» REQUIRED WORK:
Search the data for the word "Colorado" and copy every line that contains it.

» DATA:
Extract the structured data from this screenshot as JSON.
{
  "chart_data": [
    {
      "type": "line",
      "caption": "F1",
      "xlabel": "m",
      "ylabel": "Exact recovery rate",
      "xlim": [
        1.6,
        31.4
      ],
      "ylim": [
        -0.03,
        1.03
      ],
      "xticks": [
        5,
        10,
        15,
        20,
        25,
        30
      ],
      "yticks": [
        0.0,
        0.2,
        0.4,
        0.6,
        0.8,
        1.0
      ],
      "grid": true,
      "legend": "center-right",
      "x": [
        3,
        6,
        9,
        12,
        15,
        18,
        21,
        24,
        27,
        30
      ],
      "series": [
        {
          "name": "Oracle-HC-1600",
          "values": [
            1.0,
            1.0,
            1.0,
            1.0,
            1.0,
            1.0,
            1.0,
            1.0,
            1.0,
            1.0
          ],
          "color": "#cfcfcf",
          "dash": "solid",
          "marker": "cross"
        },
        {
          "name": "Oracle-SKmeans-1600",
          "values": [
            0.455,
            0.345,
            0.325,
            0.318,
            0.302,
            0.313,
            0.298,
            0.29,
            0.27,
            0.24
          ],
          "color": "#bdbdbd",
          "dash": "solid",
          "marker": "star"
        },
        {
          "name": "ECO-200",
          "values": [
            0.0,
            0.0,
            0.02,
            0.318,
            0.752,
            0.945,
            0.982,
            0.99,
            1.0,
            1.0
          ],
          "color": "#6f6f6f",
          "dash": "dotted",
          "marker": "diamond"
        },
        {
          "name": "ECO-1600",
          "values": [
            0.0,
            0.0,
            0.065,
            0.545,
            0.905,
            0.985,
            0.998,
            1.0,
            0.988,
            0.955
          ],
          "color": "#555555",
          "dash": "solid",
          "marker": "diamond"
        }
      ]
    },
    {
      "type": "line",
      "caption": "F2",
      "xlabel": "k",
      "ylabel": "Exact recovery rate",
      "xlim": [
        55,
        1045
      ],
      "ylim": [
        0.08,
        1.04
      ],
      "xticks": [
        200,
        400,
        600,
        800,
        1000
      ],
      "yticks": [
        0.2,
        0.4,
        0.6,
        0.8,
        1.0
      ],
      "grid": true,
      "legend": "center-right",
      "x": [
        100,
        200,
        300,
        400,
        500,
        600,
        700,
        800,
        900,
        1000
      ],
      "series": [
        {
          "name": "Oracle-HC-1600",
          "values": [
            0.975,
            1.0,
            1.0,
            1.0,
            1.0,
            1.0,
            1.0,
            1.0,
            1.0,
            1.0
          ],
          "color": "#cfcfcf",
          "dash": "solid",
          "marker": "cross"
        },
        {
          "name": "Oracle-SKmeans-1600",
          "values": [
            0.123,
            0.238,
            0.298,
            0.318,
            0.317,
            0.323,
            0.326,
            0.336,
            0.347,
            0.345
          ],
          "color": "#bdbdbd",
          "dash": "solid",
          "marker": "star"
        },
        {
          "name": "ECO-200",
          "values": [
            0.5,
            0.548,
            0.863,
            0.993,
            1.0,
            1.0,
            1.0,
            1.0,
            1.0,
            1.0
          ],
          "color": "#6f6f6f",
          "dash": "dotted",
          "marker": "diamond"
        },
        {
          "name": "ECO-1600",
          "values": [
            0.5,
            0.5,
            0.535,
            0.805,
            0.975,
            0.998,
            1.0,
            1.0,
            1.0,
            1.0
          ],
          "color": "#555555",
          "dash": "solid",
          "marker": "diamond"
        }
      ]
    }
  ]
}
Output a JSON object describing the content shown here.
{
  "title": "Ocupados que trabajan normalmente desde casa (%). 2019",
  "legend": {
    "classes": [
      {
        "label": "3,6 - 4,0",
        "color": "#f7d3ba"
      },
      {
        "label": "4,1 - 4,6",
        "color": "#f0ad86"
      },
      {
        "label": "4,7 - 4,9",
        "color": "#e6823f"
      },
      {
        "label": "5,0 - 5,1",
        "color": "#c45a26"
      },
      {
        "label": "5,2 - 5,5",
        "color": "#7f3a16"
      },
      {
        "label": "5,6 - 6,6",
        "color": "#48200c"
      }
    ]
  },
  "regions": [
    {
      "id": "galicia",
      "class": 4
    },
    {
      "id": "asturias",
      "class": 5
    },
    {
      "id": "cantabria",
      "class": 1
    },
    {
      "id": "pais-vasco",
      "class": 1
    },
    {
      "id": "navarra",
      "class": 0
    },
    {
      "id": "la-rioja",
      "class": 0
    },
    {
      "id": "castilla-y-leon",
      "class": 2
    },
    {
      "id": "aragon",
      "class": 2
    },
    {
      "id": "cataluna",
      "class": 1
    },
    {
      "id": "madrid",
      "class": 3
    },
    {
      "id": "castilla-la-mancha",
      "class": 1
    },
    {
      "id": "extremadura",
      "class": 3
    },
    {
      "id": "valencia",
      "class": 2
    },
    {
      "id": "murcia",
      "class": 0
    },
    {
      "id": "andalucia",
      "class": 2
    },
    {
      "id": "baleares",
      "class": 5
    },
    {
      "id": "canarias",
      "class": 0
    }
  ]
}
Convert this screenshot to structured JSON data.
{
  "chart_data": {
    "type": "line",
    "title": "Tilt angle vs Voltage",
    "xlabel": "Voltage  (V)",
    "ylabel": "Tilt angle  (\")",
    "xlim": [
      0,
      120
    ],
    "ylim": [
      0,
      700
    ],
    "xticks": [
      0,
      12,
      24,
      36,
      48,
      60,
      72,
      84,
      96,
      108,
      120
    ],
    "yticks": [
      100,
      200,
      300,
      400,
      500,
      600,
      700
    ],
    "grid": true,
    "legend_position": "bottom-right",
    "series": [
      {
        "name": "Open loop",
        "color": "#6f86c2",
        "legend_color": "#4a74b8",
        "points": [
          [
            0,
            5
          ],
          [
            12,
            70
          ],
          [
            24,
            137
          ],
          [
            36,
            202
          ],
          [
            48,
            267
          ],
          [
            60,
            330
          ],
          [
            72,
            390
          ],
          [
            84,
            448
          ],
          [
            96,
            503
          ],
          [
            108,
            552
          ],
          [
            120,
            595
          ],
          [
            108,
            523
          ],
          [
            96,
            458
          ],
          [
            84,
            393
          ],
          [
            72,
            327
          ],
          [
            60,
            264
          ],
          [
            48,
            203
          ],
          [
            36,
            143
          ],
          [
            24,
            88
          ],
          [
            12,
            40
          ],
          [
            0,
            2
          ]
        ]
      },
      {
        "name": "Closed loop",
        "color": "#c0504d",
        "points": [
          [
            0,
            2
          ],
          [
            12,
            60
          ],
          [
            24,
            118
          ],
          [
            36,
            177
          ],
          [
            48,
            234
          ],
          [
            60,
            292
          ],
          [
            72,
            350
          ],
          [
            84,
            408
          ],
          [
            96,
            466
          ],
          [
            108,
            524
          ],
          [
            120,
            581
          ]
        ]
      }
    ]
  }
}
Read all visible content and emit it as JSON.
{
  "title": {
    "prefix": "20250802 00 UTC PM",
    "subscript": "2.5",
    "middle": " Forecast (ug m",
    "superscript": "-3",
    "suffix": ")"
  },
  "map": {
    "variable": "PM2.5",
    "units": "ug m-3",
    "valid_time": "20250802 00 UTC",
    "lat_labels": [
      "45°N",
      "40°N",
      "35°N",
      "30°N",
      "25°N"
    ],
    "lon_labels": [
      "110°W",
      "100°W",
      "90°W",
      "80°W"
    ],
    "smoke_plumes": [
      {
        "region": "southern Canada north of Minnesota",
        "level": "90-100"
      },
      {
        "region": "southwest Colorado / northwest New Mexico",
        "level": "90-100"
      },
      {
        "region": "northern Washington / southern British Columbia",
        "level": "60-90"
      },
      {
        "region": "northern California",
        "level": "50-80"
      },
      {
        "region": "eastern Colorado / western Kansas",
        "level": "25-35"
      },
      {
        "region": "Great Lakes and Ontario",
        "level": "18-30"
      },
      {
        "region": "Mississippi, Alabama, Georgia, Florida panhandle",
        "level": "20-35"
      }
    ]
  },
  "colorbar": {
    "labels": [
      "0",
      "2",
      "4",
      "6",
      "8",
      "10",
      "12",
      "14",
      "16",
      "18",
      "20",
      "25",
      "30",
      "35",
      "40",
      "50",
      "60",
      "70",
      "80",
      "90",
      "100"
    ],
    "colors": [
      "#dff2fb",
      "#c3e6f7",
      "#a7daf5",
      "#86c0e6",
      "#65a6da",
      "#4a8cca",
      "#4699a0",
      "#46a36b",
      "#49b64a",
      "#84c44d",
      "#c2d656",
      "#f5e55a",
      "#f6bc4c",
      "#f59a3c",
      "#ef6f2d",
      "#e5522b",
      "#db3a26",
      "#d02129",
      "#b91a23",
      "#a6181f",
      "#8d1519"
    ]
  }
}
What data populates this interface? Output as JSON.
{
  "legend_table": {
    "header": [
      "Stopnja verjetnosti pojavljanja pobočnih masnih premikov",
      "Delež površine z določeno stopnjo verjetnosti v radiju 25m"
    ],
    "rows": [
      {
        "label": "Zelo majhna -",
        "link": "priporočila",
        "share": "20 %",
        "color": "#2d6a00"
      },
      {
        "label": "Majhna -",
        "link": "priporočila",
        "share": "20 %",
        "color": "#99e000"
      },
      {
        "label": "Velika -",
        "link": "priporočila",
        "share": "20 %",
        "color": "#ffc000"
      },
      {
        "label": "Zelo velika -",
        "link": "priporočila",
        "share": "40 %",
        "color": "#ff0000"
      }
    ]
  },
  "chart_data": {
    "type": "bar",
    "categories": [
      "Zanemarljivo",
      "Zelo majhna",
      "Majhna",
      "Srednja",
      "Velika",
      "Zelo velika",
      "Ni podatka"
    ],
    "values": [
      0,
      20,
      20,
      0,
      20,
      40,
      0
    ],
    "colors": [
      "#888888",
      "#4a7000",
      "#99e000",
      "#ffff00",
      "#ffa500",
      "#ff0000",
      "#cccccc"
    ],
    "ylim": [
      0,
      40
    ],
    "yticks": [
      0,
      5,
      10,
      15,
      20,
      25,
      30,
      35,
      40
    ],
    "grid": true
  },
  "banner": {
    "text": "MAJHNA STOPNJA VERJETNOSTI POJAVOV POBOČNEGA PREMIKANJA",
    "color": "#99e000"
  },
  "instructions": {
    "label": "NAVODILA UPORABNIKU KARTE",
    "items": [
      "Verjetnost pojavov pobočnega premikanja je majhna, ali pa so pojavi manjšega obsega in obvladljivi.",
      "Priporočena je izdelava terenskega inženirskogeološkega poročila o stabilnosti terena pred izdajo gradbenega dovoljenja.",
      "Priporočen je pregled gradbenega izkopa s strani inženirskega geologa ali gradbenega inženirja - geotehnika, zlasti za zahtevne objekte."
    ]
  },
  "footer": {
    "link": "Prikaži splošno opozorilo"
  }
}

» FINAL RESULT:
        "region": "southwest Colorado / northwest New Mexico",
        "region": "eastern Colorado / western Kansas",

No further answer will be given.